- Provided entries -
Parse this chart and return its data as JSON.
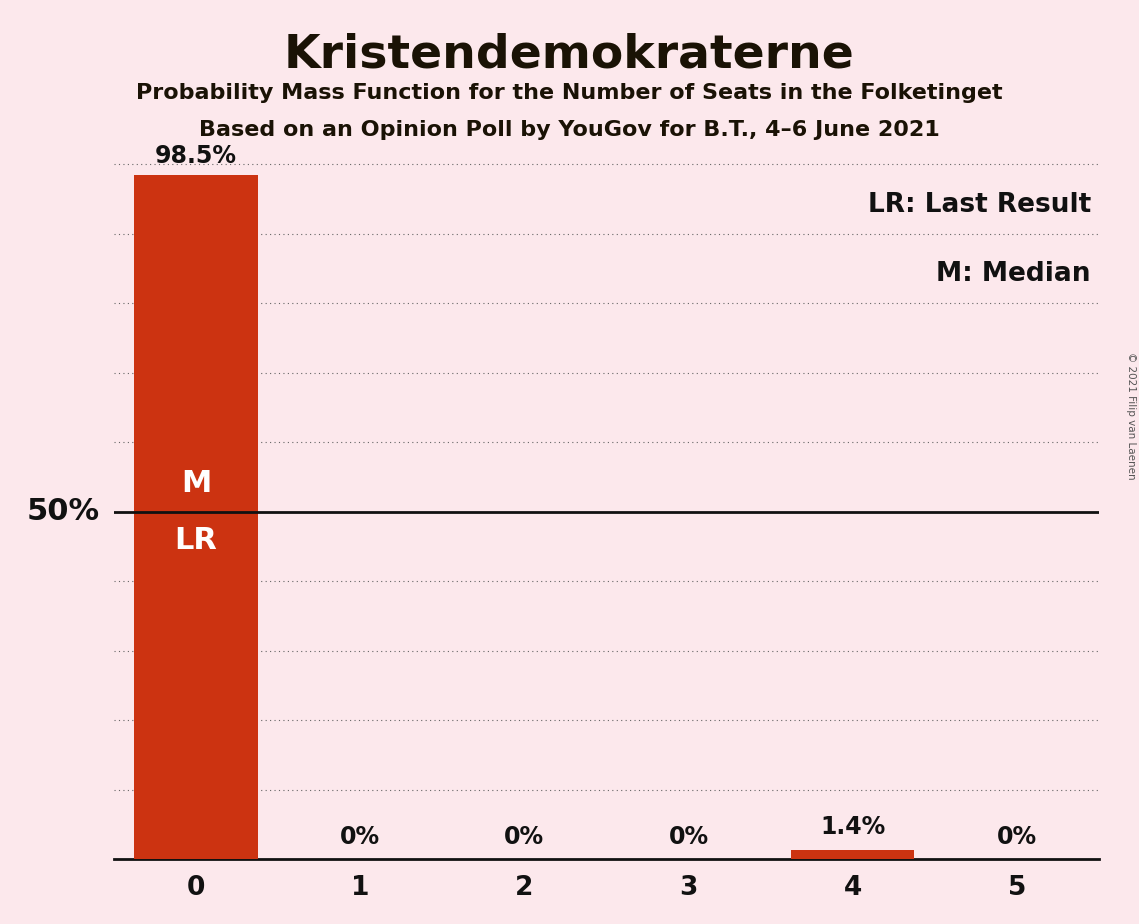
{
  "title": "Kristendemokraterne",
  "subtitle1": "Probability Mass Function for the Number of Seats in the Folketinget",
  "subtitle2": "Based on an Opinion Poll by YouGov for B.T., 4–6 June 2021",
  "copyright": "© 2021 Filip van Laenen",
  "categories": [
    0,
    1,
    2,
    3,
    4,
    5
  ],
  "values": [
    98.5,
    0.0,
    0.0,
    0.0,
    1.4,
    0.0
  ],
  "bar_color": "#cc3311",
  "background_color": "#fce8ec",
  "fifty_pct_line_color": "#111111",
  "grid_color": "#666666",
  "bar_labels": [
    "98.5%",
    "0%",
    "0%",
    "0%",
    "1.4%",
    "0%"
  ],
  "ylim": [
    0,
    103
  ],
  "ytick_positions": [
    10,
    20,
    30,
    40,
    60,
    70,
    80,
    90,
    100
  ],
  "fifty_pct": 50,
  "median_seat": 0,
  "last_result_seat": 0,
  "legend_lr": "LR: Last Result",
  "legend_m": "M: Median",
  "title_fontsize": 34,
  "subtitle_fontsize": 16,
  "bar_label_fontsize": 17,
  "axis_tick_fontsize": 19,
  "legend_fontsize": 19,
  "ml_label_fontsize": 22,
  "fifty_label_fontsize": 22
}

- What you have to do -
Transcribe every line in the entries above, taking out only the images.

- Written solution -
Parse this chart and return its data as JSON.
{
  "title": "Kristendemokraterne",
  "subtitle1": "Probability Mass Function for the Number of Seats in the Folketinget",
  "subtitle2": "Based on an Opinion Poll by YouGov for B.T., 4–6 June 2021",
  "copyright": "© 2021 Filip van Laenen",
  "categories": [
    0,
    1,
    2,
    3,
    4,
    5
  ],
  "values": [
    98.5,
    0.0,
    0.0,
    0.0,
    1.4,
    0.0
  ],
  "bar_color": "#cc3311",
  "background_color": "#fce8ec",
  "fifty_pct_line_color": "#111111",
  "grid_color": "#666666",
  "bar_labels": [
    "98.5%",
    "0%",
    "0%",
    "0%",
    "1.4%",
    "0%"
  ],
  "ylim": [
    0,
    103
  ],
  "ytick_positions": [
    10,
    20,
    30,
    40,
    60,
    70,
    80,
    90,
    100
  ],
  "fifty_pct": 50,
  "median_seat": 0,
  "last_result_seat": 0,
  "legend_lr": "LR: Last Result",
  "legend_m": "M: Median",
  "title_fontsize": 34,
  "subtitle_fontsize": 16,
  "bar_label_fontsize": 17,
  "axis_tick_fontsize": 19,
  "legend_fontsize": 19,
  "ml_label_fontsize": 22,
  "fifty_label_fontsize": 22
}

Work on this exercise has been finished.